**Task objective**
Find the string "eraser" in the data, then copy every line where it is found.

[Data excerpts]
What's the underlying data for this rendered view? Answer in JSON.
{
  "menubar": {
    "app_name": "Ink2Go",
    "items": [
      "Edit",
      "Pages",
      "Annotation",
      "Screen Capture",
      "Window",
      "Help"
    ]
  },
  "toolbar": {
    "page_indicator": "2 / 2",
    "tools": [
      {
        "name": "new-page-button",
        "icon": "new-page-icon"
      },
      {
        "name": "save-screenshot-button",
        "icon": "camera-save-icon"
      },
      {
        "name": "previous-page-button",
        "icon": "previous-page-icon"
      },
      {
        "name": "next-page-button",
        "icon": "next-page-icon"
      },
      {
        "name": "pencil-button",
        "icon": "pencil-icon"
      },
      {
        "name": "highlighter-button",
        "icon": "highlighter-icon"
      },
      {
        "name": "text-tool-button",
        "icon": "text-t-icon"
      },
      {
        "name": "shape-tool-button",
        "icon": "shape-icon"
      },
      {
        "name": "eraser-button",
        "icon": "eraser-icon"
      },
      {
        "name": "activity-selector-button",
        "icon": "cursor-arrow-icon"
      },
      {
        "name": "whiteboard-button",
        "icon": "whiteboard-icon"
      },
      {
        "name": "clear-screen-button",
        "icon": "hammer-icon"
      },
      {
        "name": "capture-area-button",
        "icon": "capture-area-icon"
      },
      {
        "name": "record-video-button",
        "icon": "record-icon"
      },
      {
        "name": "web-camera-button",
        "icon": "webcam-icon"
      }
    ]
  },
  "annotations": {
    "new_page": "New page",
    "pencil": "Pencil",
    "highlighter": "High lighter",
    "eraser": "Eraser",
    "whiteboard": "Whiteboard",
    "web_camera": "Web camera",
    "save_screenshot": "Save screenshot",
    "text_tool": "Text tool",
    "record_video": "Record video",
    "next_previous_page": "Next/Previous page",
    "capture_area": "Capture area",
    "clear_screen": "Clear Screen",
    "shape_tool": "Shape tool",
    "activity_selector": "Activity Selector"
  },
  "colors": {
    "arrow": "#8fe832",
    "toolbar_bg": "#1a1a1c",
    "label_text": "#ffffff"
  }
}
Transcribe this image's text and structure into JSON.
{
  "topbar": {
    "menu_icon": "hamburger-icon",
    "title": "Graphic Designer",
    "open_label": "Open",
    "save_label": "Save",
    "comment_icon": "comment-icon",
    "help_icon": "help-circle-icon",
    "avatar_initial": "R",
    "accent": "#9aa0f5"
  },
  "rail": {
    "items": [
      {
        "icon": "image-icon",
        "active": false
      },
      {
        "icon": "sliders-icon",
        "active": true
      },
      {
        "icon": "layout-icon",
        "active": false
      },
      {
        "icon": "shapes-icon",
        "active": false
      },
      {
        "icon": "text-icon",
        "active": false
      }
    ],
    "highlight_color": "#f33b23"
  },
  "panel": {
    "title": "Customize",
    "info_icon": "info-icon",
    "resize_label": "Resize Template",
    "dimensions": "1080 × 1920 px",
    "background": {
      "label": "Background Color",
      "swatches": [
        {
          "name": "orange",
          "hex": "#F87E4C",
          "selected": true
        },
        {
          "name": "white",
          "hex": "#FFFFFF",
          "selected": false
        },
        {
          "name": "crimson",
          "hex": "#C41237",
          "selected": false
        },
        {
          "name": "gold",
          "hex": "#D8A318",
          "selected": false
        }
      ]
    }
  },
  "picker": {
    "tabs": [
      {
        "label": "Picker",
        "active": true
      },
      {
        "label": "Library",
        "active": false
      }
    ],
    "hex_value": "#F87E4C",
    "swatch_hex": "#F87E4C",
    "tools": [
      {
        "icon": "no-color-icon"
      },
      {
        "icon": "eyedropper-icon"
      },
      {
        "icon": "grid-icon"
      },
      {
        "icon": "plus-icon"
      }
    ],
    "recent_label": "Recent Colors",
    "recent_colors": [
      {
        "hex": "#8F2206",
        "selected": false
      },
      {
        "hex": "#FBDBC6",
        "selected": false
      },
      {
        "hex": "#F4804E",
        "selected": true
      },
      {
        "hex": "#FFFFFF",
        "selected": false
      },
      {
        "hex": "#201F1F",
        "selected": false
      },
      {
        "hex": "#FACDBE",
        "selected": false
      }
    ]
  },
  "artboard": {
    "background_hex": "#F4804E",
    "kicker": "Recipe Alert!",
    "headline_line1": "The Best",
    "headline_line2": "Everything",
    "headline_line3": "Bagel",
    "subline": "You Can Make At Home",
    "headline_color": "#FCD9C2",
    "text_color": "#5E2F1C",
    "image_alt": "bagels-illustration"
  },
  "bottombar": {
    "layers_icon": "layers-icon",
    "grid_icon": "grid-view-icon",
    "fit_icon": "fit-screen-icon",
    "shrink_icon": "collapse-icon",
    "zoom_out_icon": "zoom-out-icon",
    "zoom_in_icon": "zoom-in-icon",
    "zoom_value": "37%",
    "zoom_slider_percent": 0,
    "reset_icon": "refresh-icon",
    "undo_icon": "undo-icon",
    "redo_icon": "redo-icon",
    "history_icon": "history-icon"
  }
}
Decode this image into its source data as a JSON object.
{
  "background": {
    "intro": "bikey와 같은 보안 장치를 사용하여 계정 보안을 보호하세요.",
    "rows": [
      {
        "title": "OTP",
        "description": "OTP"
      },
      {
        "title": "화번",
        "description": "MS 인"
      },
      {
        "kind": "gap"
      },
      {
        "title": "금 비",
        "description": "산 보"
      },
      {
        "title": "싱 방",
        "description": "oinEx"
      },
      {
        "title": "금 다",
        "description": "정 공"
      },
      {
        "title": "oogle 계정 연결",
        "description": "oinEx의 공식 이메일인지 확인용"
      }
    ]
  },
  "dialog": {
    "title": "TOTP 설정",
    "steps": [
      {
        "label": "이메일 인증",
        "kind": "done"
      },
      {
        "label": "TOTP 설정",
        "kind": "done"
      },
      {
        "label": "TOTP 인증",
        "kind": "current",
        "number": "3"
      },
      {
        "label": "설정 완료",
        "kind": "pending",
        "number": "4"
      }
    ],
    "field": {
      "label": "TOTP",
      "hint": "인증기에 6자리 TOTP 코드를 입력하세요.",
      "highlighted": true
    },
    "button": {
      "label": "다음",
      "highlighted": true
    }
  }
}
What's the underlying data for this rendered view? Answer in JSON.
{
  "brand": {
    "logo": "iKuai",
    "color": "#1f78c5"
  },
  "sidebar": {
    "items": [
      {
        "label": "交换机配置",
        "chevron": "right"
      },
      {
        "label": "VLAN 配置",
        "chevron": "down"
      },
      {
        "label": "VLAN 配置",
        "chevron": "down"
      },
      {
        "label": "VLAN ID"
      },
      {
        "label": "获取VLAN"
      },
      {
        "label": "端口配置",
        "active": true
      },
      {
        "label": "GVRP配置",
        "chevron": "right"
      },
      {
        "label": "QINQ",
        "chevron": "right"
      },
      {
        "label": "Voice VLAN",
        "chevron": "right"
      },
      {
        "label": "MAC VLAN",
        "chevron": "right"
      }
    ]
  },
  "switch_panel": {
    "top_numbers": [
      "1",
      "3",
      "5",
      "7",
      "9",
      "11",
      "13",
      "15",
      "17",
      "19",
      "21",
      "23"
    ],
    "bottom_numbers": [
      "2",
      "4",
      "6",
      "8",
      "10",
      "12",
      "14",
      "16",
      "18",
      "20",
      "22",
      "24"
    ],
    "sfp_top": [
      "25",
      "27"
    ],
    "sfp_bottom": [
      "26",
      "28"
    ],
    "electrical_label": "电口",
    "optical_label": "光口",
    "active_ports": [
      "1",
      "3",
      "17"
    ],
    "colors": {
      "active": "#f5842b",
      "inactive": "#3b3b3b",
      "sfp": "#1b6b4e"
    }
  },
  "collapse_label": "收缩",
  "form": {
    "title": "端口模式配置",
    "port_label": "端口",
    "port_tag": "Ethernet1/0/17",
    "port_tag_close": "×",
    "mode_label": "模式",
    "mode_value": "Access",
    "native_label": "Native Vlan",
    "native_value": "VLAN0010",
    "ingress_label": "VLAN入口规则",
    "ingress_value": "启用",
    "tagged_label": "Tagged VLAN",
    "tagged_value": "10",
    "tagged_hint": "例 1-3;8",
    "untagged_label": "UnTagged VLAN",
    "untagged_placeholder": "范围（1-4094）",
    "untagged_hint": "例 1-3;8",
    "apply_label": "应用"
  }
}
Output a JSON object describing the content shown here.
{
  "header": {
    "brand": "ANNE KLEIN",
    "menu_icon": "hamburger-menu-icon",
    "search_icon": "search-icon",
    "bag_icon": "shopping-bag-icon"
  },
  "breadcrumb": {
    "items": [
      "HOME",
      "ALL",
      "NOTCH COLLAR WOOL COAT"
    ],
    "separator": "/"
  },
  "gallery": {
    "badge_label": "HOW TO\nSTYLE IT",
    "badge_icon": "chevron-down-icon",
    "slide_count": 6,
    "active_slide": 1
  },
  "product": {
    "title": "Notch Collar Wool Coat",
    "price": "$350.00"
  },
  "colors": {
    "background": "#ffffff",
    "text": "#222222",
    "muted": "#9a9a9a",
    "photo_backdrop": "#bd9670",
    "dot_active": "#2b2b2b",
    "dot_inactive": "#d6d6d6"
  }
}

**Exercise answer**
        "name": "eraser-button",
        "icon": "eraser-icon"
    "eraser": "Eraser",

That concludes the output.